(Saved entries)
— start —

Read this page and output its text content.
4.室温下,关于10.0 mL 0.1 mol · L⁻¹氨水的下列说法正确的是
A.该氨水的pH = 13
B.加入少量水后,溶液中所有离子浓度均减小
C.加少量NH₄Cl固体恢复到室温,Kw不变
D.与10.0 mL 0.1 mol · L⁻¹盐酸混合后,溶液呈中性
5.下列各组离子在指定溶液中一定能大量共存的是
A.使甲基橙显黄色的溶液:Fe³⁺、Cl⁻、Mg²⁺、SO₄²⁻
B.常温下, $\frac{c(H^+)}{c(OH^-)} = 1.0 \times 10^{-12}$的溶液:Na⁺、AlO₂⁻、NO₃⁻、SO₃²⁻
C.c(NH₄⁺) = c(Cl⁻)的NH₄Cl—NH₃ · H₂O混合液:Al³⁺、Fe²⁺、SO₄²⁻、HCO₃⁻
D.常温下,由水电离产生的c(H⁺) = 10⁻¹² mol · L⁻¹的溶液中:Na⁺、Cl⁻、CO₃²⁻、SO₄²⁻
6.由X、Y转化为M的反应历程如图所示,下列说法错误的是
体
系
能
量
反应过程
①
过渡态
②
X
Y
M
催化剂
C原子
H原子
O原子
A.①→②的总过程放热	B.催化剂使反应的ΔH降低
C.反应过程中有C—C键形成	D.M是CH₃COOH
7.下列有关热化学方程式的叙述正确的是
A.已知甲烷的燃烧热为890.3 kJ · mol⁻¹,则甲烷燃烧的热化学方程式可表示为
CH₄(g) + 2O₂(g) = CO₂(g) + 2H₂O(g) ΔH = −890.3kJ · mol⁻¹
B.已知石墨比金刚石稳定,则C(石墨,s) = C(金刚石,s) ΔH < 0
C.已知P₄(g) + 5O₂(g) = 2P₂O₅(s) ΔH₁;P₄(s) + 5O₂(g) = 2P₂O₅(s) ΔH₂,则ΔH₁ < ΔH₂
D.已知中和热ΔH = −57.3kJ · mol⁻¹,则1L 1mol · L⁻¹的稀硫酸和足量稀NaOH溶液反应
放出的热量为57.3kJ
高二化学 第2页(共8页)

— end —

→ What is expected
Restate each record word for word.

→ Response to the exercise
Read this page and output its text content.
4.室温下,关于10.0 mL 0.1 mol · L⁻¹氨水的下列说法正确的是
A.该氨水的pH = 13
B.加入少量水后,溶液中所有离子浓度均减小
C.加少量NH₄Cl固体恢复到室温,Kw不变
D.与10.0 mL 0.1 mol · L⁻¹盐酸混合后,溶液呈中性
5.下列各组离子在指定溶液中一定能大量共存的是
A.使甲基橙显黄色的溶液:Fe³⁺、Cl⁻、Mg²⁺、SO₄²⁻
B.常温下, $\frac{c(H^+)}{c(OH^-)} = 1.0 \times 10^{-12}$的溶液:Na⁺、AlO₂⁻、NO₃⁻、SO₃²⁻
C.c(NH₄⁺) = c(Cl⁻)的NH₄Cl—NH₃ · H₂O混合液:Al³⁺、Fe²⁺、SO₄²⁻、HCO₃⁻
D.常温下,由水电离产生的c(H⁺) = 10⁻¹² mol · L⁻¹的溶液中:Na⁺、Cl⁻、CO₃²⁻、SO₄²⁻
6.由X、Y转化为M的反应历程如图所示,下列说法错误的是
体
系
能
量
反应过程
①
过渡态
②
X
Y
M
催化剂
C原子
H原子
O原子
A.①→②的总过程放热	B.催化剂使反应的ΔH降低
C.反应过程中有C—C键形成	D.M是CH₃COOH
7.下列有关热化学方程式的叙述正确的是
A.已知甲烷的燃烧热为890.3 kJ · mol⁻¹,则甲烷燃烧的热化学方程式可表示为
CH₄(g) + 2O₂(g) = CO₂(g) + 2H₂O(g) ΔH = −890.3kJ · mol⁻¹
B.已知石墨比金刚石稳定,则C(石墨,s) = C(金刚石,s) ΔH < 0
C.已知P₄(g) + 5O₂(g) = 2P₂O₅(s) ΔH₁;P₄(s) + 5O₂(g) = 2P₂O₅(s) ΔH₂,则ΔH₁ < ΔH₂
D.已知中和热ΔH = −57.3kJ · mol⁻¹,则1L 1mol · L⁻¹的稀硫酸和足量稀NaOH溶液反应
放出的热量为57.3kJ
高二化学 第2页(共8页)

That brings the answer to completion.